WHAT IS REQUIRED> Locate each line with the string "this" in the listing below and copy it.

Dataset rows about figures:
****************

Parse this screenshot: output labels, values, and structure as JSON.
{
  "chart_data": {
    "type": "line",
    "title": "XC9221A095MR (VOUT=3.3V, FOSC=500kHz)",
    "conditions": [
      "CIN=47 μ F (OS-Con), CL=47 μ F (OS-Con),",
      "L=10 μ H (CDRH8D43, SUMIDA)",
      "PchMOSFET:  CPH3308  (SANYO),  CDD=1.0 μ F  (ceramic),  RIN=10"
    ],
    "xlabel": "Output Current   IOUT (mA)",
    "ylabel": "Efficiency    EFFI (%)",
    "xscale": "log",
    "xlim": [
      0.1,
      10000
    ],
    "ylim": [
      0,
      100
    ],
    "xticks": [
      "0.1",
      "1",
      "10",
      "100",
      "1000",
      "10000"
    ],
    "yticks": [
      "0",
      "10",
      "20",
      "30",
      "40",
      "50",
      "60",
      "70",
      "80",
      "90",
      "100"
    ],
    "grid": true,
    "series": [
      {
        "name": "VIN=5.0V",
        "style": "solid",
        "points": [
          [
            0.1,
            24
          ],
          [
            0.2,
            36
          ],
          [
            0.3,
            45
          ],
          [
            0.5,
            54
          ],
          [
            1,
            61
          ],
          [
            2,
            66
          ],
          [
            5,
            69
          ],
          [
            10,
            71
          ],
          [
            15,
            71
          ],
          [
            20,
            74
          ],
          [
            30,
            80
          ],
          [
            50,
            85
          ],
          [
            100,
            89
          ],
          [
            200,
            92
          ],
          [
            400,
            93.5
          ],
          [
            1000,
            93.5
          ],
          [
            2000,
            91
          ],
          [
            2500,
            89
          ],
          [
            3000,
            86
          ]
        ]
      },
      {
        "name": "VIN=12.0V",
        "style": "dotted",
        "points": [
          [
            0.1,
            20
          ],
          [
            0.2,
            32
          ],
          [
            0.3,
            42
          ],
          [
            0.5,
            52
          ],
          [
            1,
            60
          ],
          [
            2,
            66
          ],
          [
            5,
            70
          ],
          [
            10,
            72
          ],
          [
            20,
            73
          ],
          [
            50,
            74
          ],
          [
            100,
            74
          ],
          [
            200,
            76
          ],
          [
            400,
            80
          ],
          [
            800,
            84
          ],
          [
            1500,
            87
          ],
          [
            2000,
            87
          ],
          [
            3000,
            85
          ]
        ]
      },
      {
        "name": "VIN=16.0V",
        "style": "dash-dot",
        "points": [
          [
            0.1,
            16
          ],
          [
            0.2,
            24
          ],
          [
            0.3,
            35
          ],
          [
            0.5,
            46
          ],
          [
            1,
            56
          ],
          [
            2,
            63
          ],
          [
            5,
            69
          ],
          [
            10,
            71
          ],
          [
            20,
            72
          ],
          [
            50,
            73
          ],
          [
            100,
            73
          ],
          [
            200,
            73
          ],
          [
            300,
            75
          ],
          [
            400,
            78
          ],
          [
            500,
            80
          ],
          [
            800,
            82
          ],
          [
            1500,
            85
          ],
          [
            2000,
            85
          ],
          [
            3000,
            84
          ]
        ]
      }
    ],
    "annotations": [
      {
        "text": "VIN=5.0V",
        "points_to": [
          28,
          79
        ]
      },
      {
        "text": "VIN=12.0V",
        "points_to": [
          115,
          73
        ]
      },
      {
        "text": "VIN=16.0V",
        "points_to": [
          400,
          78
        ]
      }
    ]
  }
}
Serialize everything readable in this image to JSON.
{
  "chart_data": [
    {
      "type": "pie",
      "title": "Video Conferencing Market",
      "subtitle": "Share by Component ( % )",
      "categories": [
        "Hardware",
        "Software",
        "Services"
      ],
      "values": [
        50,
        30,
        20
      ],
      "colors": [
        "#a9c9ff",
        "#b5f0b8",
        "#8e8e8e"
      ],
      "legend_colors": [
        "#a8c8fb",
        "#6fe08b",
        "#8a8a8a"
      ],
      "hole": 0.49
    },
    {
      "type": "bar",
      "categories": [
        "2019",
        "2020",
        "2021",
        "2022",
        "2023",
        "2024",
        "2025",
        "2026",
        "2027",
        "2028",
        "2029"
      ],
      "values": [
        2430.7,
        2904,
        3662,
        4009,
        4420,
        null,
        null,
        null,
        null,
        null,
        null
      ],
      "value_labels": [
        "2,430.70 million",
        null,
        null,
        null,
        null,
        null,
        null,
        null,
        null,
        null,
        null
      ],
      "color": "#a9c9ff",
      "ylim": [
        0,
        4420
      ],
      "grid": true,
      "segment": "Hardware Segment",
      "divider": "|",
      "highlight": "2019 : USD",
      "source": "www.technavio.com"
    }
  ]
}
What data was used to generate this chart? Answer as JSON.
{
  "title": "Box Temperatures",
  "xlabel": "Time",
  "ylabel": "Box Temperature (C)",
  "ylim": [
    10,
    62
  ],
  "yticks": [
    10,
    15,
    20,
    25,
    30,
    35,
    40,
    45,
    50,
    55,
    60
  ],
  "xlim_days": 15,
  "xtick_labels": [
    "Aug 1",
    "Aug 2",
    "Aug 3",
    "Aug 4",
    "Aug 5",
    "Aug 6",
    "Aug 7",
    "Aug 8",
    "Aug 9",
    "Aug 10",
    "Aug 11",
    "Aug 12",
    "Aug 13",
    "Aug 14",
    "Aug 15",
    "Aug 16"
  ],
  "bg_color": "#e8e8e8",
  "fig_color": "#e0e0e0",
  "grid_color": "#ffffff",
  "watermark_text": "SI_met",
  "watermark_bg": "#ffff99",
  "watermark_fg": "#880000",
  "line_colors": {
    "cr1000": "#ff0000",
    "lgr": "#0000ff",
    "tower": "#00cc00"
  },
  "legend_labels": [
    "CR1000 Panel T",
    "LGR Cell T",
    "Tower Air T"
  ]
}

****************

RIGHT ANSWER>
Parse this screenshot: output labels, values, and structure as JSON.
Serialize everything readable in this image to JSON.
What data was used to generate this chart? Answer as JSON.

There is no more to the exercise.